(THE PROBLEM) Retype the stretch of records from the line that contains "Find all labels, buttons, inputs, and" through the line that contains "y-tick-label: 43.00 bbox=[59, 254, 100, 269]" without any changes, and leave the pictures out of your answer.
..........
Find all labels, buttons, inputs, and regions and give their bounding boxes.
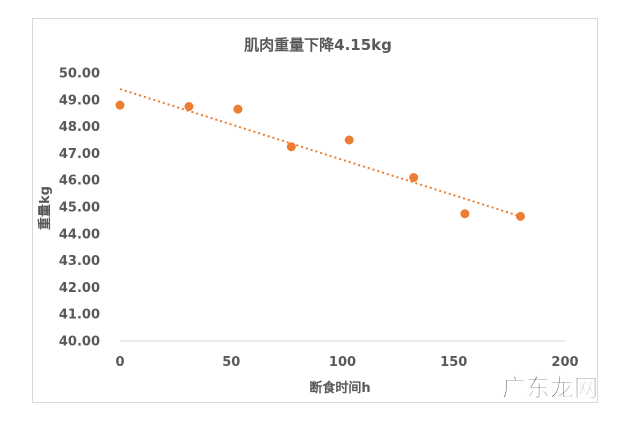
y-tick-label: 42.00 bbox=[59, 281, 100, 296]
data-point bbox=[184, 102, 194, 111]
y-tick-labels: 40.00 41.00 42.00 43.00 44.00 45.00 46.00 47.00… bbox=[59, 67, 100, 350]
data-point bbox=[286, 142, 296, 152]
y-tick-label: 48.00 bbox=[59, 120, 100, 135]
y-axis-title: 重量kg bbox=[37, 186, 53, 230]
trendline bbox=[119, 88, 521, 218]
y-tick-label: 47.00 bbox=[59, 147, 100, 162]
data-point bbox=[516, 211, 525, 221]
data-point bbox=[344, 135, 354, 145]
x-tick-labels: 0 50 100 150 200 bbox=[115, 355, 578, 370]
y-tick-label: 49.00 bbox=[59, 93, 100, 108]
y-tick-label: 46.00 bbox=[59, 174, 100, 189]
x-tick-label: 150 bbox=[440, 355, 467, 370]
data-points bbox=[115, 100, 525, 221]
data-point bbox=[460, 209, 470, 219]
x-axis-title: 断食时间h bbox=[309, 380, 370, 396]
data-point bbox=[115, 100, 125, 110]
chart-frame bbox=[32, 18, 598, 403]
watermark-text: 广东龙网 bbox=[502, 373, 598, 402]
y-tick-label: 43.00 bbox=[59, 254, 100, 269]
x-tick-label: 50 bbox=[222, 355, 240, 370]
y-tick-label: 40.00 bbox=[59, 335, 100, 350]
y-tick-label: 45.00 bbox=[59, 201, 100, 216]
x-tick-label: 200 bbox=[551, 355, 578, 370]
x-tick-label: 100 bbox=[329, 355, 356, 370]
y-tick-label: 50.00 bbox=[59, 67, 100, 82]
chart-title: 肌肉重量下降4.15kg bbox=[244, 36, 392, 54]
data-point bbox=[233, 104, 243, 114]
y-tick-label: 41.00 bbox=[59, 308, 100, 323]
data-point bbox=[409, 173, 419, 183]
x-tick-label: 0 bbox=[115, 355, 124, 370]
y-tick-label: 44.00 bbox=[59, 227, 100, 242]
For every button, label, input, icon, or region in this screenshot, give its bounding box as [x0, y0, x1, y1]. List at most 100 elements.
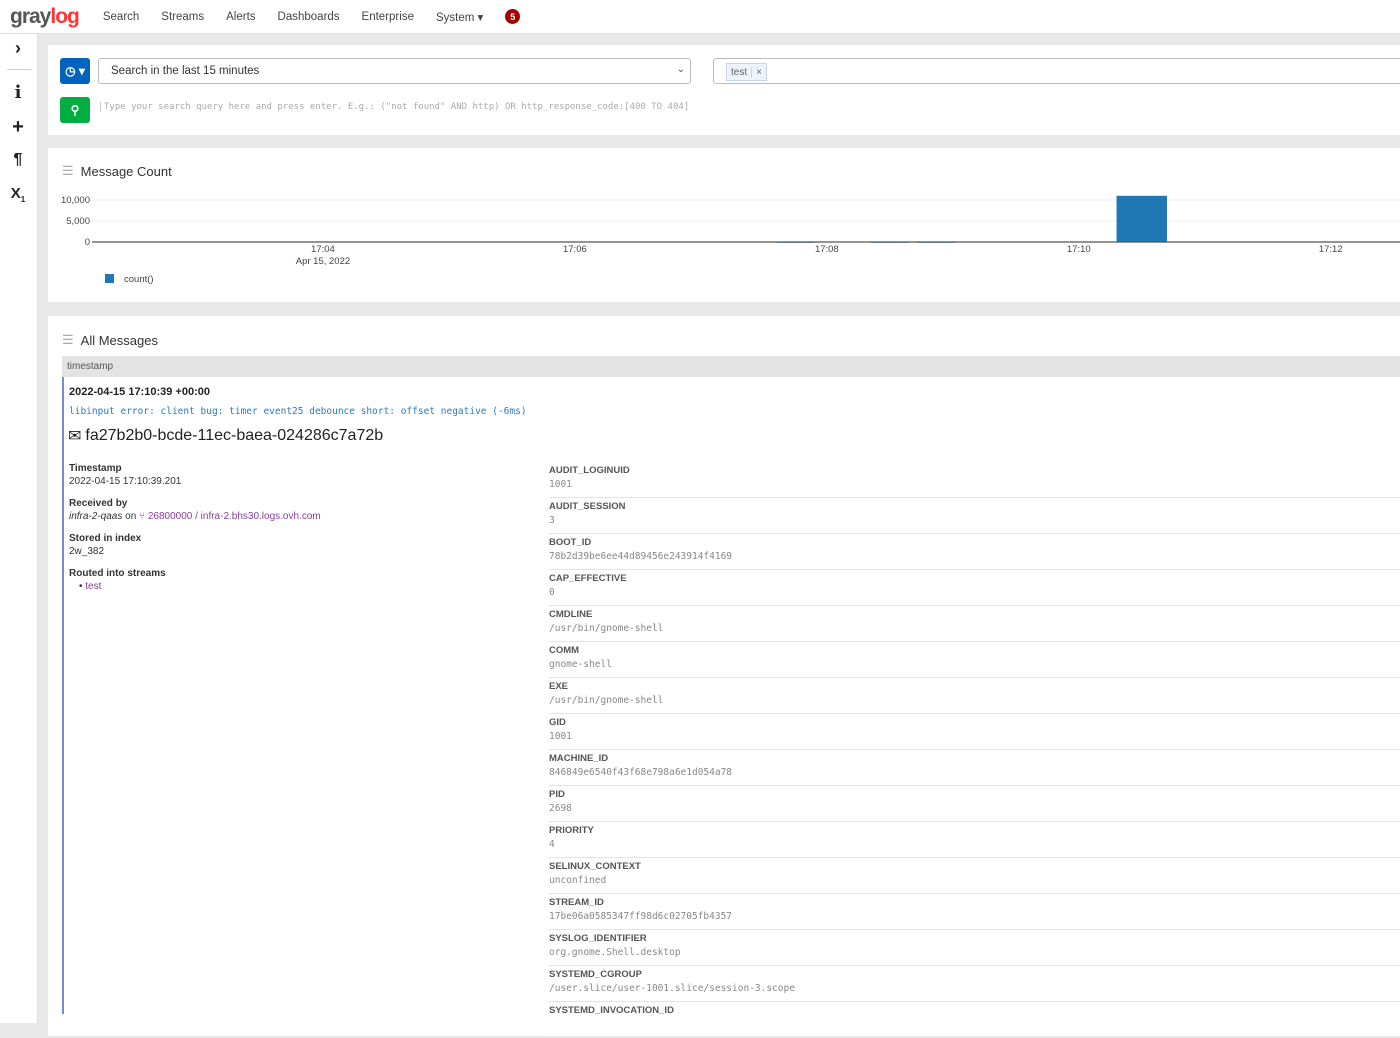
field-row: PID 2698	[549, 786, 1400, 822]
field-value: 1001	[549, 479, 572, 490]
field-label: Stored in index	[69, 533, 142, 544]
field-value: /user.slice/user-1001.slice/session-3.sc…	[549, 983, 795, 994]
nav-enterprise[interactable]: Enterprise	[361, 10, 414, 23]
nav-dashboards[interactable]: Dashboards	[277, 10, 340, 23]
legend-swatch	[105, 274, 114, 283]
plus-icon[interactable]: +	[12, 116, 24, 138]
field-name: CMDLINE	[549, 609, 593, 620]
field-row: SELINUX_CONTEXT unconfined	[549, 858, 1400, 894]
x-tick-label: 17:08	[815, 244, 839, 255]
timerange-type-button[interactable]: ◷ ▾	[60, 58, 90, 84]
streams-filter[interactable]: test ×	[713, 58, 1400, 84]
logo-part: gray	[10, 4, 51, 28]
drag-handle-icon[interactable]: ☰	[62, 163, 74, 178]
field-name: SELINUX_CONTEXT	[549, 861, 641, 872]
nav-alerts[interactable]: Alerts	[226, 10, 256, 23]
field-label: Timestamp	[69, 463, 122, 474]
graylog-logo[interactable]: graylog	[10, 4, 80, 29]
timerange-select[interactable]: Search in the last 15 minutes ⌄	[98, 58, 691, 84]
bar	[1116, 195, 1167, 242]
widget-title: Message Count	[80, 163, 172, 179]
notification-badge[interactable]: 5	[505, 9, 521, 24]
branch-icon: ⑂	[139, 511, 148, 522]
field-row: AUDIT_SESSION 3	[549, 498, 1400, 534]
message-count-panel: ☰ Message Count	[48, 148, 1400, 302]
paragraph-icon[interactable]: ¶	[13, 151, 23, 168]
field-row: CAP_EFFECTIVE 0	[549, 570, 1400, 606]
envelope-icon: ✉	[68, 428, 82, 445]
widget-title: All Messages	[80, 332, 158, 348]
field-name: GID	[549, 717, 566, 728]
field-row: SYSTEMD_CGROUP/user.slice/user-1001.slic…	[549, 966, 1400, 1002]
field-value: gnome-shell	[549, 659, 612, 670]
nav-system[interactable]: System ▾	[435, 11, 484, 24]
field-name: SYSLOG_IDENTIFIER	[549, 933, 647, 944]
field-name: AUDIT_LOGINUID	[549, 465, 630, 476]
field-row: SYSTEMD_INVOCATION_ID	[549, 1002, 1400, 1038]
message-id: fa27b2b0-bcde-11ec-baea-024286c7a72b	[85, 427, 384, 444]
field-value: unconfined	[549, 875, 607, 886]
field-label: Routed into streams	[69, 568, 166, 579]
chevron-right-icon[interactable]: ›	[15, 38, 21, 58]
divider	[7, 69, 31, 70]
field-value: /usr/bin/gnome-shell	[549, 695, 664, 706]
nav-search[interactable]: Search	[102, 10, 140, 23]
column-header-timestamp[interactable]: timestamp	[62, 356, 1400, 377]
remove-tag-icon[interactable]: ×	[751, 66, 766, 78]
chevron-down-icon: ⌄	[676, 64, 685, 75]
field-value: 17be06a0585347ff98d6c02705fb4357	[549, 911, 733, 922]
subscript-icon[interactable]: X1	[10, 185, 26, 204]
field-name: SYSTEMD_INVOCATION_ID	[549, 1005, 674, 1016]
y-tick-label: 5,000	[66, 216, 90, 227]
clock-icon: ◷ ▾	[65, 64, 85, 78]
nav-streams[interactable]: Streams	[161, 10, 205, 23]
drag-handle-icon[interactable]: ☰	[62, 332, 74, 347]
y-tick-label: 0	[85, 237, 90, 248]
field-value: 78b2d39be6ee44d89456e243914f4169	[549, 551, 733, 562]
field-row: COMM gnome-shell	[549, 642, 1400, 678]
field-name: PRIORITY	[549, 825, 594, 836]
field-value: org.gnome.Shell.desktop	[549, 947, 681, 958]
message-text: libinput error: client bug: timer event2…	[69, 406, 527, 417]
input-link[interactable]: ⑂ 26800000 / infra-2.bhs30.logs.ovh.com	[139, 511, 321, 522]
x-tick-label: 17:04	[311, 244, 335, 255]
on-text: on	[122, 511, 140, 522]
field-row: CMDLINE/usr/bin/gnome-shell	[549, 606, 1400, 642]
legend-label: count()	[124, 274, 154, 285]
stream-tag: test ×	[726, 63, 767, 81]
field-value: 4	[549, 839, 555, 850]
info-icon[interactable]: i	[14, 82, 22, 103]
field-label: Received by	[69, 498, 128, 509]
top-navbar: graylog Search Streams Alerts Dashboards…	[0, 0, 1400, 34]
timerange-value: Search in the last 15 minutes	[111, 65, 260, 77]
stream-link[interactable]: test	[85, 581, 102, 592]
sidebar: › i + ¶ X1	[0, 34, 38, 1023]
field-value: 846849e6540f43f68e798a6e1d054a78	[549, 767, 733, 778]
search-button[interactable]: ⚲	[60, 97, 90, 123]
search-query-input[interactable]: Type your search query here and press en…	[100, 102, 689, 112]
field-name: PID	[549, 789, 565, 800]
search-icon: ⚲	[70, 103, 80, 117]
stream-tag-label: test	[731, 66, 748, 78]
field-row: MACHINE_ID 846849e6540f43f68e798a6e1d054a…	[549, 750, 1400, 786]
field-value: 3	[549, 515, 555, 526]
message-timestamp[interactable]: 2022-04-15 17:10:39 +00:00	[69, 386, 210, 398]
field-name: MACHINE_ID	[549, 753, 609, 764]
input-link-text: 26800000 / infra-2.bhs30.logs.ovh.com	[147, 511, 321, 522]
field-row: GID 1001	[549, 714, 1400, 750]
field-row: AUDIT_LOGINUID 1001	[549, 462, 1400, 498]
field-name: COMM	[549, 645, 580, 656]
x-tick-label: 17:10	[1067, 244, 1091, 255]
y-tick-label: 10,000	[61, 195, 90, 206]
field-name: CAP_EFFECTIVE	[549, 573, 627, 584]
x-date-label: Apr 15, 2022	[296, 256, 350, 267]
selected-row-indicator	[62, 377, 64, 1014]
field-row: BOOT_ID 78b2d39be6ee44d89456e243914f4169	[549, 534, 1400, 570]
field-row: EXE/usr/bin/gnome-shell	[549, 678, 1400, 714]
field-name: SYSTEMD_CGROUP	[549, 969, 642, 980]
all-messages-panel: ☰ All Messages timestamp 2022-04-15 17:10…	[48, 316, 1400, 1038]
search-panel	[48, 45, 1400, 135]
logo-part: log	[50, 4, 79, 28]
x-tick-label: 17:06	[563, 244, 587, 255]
..........
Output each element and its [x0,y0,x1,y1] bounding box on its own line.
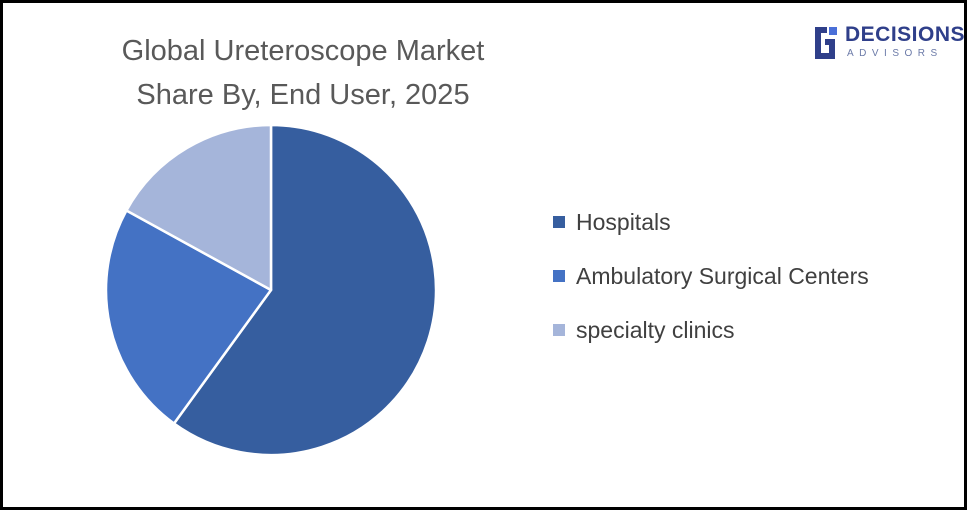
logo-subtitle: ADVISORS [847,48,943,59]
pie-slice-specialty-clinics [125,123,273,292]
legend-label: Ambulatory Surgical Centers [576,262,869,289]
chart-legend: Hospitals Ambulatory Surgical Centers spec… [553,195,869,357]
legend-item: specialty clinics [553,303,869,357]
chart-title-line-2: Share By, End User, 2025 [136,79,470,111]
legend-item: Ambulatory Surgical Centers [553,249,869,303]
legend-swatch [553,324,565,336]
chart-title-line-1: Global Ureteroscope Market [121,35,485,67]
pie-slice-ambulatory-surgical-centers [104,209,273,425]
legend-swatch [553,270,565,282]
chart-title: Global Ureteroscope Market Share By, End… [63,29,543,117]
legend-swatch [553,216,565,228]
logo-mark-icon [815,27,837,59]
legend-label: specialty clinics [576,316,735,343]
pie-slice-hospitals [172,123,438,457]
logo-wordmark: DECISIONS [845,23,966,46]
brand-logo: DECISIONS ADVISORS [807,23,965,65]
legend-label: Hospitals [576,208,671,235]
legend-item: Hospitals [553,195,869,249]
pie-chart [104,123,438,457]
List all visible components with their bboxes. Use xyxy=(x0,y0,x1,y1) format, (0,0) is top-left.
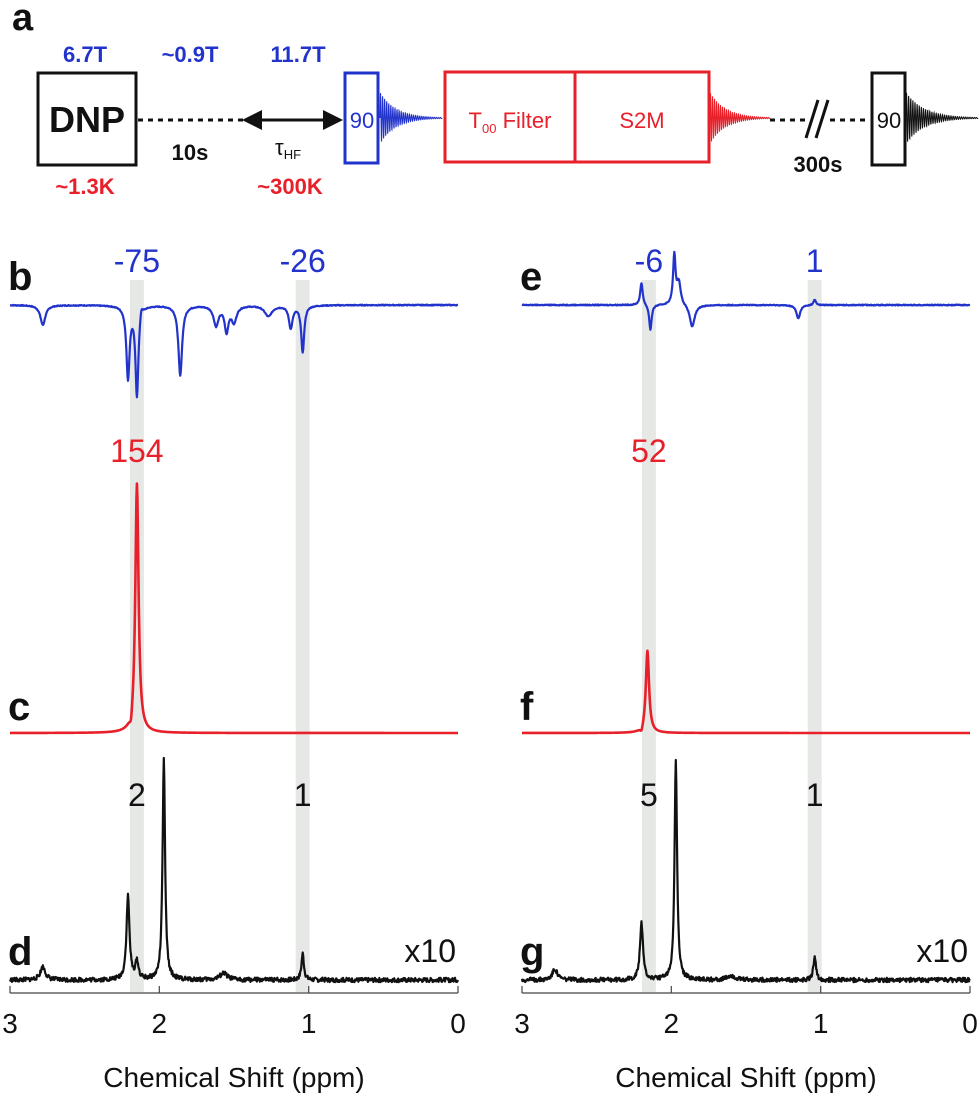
..........
(FULL SOLUTION)
Find all labels, buttons, inputs, and regions and give their bounding boxes.
y-tick-label: 42.00 bbox=[59, 281, 100, 296]
data-point bbox=[184, 102, 194, 111]
y-tick-labels: 40.00 41.00 42.00 43.00 44.00 45.00 46.00 47.00… bbox=[59, 67, 100, 350]
data-point bbox=[286, 142, 296, 152]
y-tick-label: 48.00 bbox=[59, 120, 100, 135]
y-axis-title: 重量kg bbox=[37, 186, 53, 230]
trendline bbox=[119, 88, 521, 218]
y-tick-label: 47.00 bbox=[59, 147, 100, 162]
data-point bbox=[516, 211, 525, 221]
data-point bbox=[344, 135, 354, 145]
x-tick-labels: 0 50 100 150 200 bbox=[115, 355, 578, 370]
y-tick-label: 49.00 bbox=[59, 93, 100, 108]
y-tick-label: 46.00 bbox=[59, 174, 100, 189]
x-tick-label: 150 bbox=[440, 355, 467, 370]
data-points bbox=[115, 100, 525, 221]
data-point bbox=[460, 209, 470, 219]
x-axis-title: 断食时间h bbox=[309, 380, 370, 396]
data-point bbox=[115, 100, 125, 110]
chart-frame bbox=[32, 18, 598, 403]
watermark-text: 广东龙网 bbox=[502, 373, 598, 402]
y-tick-label: 43.00 bbox=[59, 254, 100, 269]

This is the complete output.